** start INPUT MATERIAL **
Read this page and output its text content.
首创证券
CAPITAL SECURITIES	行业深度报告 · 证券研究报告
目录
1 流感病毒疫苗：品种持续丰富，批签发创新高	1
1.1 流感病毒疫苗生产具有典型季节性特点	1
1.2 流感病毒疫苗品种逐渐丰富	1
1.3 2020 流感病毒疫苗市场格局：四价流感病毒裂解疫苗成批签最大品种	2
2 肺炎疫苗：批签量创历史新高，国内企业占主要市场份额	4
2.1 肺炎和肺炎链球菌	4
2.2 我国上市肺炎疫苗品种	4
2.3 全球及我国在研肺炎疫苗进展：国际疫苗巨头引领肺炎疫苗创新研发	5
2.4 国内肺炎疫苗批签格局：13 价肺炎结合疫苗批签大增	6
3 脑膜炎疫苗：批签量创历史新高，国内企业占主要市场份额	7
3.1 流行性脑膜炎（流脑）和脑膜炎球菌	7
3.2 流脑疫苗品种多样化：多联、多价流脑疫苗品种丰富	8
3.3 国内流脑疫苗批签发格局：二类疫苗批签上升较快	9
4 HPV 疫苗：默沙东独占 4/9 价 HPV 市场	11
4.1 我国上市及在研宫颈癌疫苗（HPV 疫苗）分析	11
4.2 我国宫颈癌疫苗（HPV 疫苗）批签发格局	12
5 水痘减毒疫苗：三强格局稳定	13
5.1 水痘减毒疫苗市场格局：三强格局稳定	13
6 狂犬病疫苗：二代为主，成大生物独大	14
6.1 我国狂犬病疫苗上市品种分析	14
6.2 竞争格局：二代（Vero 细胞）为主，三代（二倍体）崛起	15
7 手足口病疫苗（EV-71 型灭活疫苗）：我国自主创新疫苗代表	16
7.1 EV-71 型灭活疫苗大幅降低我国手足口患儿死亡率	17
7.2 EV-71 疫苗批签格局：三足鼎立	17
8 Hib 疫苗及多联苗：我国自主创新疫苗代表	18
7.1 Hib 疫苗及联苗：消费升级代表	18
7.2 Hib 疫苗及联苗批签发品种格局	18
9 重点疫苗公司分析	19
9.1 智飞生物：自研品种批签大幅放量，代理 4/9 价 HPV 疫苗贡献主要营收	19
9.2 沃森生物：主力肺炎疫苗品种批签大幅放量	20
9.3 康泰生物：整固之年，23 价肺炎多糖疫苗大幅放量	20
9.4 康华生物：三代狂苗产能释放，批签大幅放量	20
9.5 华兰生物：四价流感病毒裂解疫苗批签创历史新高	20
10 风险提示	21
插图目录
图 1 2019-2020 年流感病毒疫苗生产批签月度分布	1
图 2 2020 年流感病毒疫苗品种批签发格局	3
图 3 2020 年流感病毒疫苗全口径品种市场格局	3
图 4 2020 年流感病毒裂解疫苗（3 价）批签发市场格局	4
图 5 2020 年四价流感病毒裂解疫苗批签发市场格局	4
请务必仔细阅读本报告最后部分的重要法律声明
** end INPUT MATERIAL **
**OBJECTIVE**
Write out the data again, exactly and in full.

**FULL ANSWER**
Read this page and output its text content.
首创证券
CAPITAL SECURITIES	行业深度报告 · 证券研究报告
目录
1 流感病毒疫苗：品种持续丰富，批签发创新高	1
1.1 流感病毒疫苗生产具有典型季节性特点	1
1.2 流感病毒疫苗品种逐渐丰富	1
1.3 2020 流感病毒疫苗市场格局：四价流感病毒裂解疫苗成批签最大品种	2
2 肺炎疫苗：批签量创历史新高，国内企业占主要市场份额	4
2.1 肺炎和肺炎链球菌	4
2.2 我国上市肺炎疫苗品种	4
2.3 全球及我国在研肺炎疫苗进展：国际疫苗巨头引领肺炎疫苗创新研发	5
2.4 国内肺炎疫苗批签格局：13 价肺炎结合疫苗批签大增	6
3 脑膜炎疫苗：批签量创历史新高，国内企业占主要市场份额	7
3.1 流行性脑膜炎（流脑）和脑膜炎球菌	7
3.2 流脑疫苗品种多样化：多联、多价流脑疫苗品种丰富	8
3.3 国内流脑疫苗批签发格局：二类疫苗批签上升较快	9
4 HPV 疫苗：默沙东独占 4/9 价 HPV 市场	11
4.1 我国上市及在研宫颈癌疫苗（HPV 疫苗）分析	11
4.2 我国宫颈癌疫苗（HPV 疫苗）批签发格局	12
5 水痘减毒疫苗：三强格局稳定	13
5.1 水痘减毒疫苗市场格局：三强格局稳定	13
6 狂犬病疫苗：二代为主，成大生物独大	14
6.1 我国狂犬病疫苗上市品种分析	14
6.2 竞争格局：二代（Vero 细胞）为主，三代（二倍体）崛起	15
7 手足口病疫苗（EV-71 型灭活疫苗）：我国自主创新疫苗代表	16
7.1 EV-71 型灭活疫苗大幅降低我国手足口患儿死亡率	17
7.2 EV-71 疫苗批签格局：三足鼎立	17
8 Hib 疫苗及多联苗：我国自主创新疫苗代表	18
7.1 Hib 疫苗及联苗：消费升级代表	18
7.2 Hib 疫苗及联苗批签发品种格局	18
9 重点疫苗公司分析	19
9.1 智飞生物：自研品种批签大幅放量，代理 4/9 价 HPV 疫苗贡献主要营收	19
9.2 沃森生物：主力肺炎疫苗品种批签大幅放量	20
9.3 康泰生物：整固之年，23 价肺炎多糖疫苗大幅放量	20
9.4 康华生物：三代狂苗产能释放，批签大幅放量	20
9.5 华兰生物：四价流感病毒裂解疫苗批签创历史新高	20
10 风险提示	21
插图目录
图 1 2019-2020 年流感病毒疫苗生产批签月度分布	1
图 2 2020 年流感病毒疫苗品种批签发格局	3
图 3 2020 年流感病毒疫苗全口径品种市场格局	3
图 4 2020 年流感病毒裂解疫苗（3 价）批签发市场格局	4
图 5 2020 年四价流感病毒裂解疫苗批签发市场格局	4
请务必仔细阅读本报告最后部分的重要法律声明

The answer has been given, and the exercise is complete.